WHAT THE TASK ASKS: Rewrite only the rows from the line with "UI element localization: list" up to and including the line with "food-number: 24,000 — [57, 828, 123, 851]", swapping "legend-swatch" for "color-swatch" and keeping everything else the same.

INPUT MATERIAL:

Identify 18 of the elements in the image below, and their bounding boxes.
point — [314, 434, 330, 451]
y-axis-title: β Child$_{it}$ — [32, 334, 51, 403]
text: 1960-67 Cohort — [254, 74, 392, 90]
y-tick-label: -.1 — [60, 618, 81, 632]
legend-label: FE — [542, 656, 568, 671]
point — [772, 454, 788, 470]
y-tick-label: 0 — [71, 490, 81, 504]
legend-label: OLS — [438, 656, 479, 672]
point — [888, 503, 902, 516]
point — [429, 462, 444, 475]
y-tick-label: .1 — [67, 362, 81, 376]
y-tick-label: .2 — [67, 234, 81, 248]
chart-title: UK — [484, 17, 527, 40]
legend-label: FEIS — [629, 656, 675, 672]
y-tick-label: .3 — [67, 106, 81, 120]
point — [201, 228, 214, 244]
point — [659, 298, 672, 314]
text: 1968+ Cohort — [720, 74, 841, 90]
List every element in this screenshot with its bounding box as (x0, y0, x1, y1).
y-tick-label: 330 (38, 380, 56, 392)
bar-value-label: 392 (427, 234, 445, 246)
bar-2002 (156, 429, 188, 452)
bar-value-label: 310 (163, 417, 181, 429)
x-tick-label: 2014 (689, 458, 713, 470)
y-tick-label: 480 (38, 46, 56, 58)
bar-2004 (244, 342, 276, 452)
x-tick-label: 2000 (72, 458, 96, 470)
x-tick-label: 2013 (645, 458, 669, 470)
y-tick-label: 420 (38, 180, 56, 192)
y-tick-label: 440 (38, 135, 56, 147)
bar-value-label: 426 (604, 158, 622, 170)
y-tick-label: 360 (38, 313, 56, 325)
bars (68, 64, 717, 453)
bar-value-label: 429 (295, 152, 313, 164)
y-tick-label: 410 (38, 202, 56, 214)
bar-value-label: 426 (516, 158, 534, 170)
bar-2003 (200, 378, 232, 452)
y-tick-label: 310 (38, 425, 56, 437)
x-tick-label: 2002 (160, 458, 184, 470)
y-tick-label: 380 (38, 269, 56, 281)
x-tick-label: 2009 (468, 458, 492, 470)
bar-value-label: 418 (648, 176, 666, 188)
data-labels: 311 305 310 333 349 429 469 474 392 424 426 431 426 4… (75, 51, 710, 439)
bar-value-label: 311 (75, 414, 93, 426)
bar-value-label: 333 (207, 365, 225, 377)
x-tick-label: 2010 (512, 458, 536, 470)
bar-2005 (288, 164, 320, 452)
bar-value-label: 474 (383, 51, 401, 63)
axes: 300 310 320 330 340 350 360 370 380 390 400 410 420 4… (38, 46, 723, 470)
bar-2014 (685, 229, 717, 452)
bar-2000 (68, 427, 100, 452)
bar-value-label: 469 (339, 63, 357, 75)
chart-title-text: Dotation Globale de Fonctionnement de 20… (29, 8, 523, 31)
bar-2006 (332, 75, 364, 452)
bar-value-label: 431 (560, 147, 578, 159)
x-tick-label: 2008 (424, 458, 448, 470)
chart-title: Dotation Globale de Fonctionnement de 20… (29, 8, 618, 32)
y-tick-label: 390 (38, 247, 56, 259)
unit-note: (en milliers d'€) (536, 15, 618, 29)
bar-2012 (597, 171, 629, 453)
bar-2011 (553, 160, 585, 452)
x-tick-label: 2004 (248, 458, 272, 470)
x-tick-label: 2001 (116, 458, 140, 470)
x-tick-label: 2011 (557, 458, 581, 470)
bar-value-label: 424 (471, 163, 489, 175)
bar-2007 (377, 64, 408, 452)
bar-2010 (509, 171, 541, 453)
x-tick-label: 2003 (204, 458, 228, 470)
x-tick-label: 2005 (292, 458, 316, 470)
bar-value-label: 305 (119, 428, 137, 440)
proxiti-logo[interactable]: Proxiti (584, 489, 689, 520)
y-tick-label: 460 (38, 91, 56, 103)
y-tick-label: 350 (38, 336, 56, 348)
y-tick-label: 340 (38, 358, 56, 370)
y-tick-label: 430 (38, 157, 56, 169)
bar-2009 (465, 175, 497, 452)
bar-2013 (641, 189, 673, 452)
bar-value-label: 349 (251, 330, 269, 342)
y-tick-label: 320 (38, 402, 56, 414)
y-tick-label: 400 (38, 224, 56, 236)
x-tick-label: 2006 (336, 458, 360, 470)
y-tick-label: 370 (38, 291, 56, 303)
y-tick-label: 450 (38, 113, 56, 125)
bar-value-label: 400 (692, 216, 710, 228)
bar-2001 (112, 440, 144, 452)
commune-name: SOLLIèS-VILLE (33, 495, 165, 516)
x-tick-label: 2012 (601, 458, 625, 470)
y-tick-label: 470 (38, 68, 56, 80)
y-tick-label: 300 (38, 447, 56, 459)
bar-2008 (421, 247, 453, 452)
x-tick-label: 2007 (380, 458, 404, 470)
---
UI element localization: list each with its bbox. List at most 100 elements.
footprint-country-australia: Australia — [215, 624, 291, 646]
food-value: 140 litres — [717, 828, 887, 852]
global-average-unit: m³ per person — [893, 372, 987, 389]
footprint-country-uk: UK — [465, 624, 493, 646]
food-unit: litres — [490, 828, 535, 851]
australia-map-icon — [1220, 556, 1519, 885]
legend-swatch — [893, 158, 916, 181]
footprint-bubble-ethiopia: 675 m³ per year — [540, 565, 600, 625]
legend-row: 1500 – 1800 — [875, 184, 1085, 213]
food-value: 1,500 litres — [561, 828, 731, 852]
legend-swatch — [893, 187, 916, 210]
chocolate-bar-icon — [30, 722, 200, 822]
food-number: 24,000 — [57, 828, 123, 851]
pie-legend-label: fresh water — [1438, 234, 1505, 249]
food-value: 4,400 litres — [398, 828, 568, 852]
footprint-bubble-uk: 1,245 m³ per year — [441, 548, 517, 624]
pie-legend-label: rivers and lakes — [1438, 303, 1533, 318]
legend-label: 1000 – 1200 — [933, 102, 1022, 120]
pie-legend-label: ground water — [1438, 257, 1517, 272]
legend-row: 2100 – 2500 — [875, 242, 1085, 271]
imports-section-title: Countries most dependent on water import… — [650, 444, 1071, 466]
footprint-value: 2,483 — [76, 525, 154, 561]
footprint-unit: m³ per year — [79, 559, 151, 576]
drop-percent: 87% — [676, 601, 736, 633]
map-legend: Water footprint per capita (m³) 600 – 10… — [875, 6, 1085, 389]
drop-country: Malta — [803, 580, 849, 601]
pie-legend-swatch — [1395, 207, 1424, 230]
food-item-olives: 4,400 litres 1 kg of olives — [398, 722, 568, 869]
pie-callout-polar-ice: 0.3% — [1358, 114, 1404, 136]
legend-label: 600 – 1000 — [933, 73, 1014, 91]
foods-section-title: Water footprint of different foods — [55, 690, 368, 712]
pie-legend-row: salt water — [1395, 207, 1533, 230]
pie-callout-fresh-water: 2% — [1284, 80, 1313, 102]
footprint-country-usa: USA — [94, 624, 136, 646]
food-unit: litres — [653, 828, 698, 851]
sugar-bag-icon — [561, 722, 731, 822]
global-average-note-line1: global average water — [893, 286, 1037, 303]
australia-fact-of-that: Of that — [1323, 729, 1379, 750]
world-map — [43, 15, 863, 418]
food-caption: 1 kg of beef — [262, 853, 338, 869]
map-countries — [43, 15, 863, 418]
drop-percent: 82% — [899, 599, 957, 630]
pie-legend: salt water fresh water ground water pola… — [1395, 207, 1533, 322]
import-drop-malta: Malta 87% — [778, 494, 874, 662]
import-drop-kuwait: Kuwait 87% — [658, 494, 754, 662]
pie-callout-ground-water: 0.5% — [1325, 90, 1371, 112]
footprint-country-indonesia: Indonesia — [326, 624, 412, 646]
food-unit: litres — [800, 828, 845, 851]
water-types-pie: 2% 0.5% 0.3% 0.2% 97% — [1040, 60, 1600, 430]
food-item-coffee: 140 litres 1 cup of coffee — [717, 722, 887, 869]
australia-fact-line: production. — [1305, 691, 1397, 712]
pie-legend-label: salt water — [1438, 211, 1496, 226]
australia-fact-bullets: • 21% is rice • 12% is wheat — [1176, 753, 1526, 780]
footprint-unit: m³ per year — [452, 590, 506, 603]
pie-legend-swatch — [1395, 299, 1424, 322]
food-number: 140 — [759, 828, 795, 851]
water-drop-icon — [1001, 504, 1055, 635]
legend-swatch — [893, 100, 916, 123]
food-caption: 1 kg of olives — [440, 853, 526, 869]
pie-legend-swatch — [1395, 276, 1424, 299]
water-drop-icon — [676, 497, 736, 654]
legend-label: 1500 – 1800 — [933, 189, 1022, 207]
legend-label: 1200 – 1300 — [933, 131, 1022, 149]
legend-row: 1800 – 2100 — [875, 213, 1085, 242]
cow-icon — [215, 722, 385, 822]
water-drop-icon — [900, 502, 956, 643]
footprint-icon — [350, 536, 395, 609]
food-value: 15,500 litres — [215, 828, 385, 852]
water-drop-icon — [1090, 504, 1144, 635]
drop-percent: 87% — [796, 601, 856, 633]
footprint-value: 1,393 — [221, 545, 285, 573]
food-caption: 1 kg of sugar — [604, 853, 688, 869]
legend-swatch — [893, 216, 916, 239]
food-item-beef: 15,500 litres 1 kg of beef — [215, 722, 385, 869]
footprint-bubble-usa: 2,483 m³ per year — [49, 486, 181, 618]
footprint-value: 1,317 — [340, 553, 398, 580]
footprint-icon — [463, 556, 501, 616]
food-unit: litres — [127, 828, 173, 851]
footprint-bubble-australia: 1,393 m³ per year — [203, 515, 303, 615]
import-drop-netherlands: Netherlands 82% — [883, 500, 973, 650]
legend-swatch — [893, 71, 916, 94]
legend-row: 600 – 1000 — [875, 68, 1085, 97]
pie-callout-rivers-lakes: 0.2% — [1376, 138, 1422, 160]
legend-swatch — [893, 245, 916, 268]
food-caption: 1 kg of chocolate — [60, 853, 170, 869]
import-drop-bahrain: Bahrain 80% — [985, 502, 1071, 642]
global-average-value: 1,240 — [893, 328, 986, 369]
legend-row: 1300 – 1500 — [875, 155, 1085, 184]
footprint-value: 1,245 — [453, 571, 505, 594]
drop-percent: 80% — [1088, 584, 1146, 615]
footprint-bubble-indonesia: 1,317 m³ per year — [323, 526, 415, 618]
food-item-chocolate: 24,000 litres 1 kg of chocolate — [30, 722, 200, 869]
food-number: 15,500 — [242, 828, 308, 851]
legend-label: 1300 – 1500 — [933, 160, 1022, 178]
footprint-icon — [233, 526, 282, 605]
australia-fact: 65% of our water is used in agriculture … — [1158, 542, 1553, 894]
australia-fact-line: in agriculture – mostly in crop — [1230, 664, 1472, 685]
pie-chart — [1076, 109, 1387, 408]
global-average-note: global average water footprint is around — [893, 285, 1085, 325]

CORRECT ANSWER:
UI element localization: list each with its bbox. List at most 100 elements.
footprint-country-australia: Australia — [215, 624, 291, 646]
food-value: 140 litres — [717, 828, 887, 852]
global-average-unit: m³ per person — [893, 372, 987, 389]
footprint-country-uk: UK — [465, 624, 493, 646]
food-unit: litres — [490, 828, 535, 851]
australia-map-icon — [1220, 556, 1519, 885]
color-swatch — [893, 158, 916, 181]
footprint-bubble-ethiopia: 675 m³ per year — [540, 565, 600, 625]
legend-row: 1500 – 1800 — [875, 184, 1085, 213]
food-value: 1,500 litres — [561, 828, 731, 852]
color-swatch — [893, 187, 916, 210]
chocolate-bar-icon — [30, 722, 200, 822]
food-number: 24,000 — [57, 828, 123, 851]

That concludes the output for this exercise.